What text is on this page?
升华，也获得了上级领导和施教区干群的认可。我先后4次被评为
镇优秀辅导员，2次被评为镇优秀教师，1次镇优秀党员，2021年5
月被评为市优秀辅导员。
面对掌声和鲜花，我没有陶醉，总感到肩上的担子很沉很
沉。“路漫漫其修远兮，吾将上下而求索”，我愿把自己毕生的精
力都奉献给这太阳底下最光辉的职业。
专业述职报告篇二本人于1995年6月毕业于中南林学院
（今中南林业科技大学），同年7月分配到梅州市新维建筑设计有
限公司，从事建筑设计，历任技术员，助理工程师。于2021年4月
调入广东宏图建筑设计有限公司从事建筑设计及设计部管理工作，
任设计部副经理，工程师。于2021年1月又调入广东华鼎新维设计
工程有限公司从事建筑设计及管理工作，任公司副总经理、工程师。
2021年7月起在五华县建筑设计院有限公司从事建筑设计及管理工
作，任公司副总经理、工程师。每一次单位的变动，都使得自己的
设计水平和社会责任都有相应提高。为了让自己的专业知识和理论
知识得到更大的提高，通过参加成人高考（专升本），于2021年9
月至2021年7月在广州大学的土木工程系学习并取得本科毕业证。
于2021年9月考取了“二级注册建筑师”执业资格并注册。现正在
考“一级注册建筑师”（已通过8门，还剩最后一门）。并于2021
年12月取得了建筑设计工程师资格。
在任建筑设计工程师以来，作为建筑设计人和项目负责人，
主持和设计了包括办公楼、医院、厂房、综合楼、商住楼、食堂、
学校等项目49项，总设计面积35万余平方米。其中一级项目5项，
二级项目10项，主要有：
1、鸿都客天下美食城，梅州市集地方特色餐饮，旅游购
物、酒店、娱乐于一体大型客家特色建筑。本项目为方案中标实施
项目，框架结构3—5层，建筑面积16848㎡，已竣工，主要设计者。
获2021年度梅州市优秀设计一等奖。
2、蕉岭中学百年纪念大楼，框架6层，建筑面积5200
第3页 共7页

--------------------------------------------------

Show all lines from the data above in which the word "任公司副总经理" appears.

工程有限公司从事建筑设计及管理工作，任公司副总经理、工程师。
作，任公司副总经理、工程师。每一次单位的变动，都使得自己的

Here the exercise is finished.